=== Data records ===

------------------------------

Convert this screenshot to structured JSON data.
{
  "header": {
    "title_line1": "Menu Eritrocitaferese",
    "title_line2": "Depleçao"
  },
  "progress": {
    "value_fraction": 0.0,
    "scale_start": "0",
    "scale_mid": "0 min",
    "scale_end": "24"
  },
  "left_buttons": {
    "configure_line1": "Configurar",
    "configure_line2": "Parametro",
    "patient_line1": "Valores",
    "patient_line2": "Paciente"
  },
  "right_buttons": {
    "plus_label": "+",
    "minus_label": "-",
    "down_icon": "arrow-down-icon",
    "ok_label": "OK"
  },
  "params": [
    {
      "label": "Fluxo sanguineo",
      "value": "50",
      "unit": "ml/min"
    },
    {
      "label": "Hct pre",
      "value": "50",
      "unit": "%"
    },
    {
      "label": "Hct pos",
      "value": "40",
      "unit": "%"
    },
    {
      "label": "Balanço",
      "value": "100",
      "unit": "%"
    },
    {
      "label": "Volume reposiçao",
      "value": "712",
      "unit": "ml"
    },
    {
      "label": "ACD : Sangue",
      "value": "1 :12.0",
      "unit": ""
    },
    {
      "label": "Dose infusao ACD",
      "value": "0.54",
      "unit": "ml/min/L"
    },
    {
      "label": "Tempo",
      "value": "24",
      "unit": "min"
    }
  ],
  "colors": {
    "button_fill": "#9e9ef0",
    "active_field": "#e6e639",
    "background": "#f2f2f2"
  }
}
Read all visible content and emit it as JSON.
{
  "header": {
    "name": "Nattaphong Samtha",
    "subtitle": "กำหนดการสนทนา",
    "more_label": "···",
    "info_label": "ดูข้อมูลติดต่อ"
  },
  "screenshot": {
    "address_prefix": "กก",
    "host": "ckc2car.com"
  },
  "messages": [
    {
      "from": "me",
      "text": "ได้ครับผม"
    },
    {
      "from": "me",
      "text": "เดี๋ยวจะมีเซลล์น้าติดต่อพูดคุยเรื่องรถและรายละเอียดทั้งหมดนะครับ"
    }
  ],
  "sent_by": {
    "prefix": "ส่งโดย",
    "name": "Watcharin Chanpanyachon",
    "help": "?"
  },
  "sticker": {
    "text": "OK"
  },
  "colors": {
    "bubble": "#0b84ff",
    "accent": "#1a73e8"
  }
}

------------------------------

=== EXERCISE AIM ===
Print every record exactly as it was given.

=== ANSWER FOR THIS EXERCISE ===
Convert this screenshot to structured JSON data.
{
  "header": {
    "title_line1": "Menu Eritrocitaferese",
    "title_line2": "Depleçao"
  },
  "progress": {
    "value_fraction": 0.0,
    "scale_start": "0",
    "scale_mid": "0 min",
    "scale_end": "24"
  },
  "left_buttons": {
    "configure_line1": "Configurar",
    "configure_line2": "Parametro",
    "patient_line1": "Valores",
    "patient_line2": "Paciente"
  },
  "right_buttons": {
    "plus_label": "+",
    "minus_label": "-",
    "down_icon": "arrow-down-icon",
    "ok_label": "OK"
  },
  "params": [
    {
      "label": "Fluxo sanguineo",
      "value": "50",
      "unit": "ml/min"
    },
    {
      "label": "Hct pre",
      "value": "50",
      "unit": "%"
    },
    {
      "label": "Hct pos",
      "value": "40",
      "unit": "%"
    },
    {
      "label": "Balanço",
      "value": "100",
      "unit": "%"
    },
    {
      "label": "Volume reposiçao",
      "value": "712",
      "unit": "ml"
    },
    {
      "label": "ACD : Sangue",
      "value": "1 :12.0",
      "unit": ""
    },
    {
      "label": "Dose infusao ACD",
      "value": "0.54",
      "unit": "ml/min/L"
    },
    {
      "label": "Tempo",
      "value": "24",
      "unit": "min"
    }
  ],
  "colors": {
    "button_fill": "#9e9ef0",
    "active_field": "#e6e639",
    "background": "#f2f2f2"
  }
}
Read all visible content and emit it as JSON.
{
  "header": {
    "name": "Nattaphong Samtha",
    "subtitle": "กำหนดการสนทนา",
    "more_label": "···",
    "info_label": "ดูข้อมูลติดต่อ"
  },
  "screenshot": {
    "address_prefix": "กก",
    "host": "ckc2car.com"
  },
  "messages": [
    {
      "from": "me",
      "text": "ได้ครับผม"
    },
    {
      "from": "me",
      "text": "เดี๋ยวจะมีเซลล์น้าติดต่อพูดคุยเรื่องรถและรายละเอียดทั้งหมดนะครับ"
    }
  ],
  "sent_by": {
    "prefix": "ส่งโดย",
    "name": "Watcharin Chanpanyachon",
    "help": "?"
  },
  "sticker": {
    "text": "OK"
  },
  "colors": {
    "bubble": "#0b84ff",
    "accent": "#1a73e8"
  }
}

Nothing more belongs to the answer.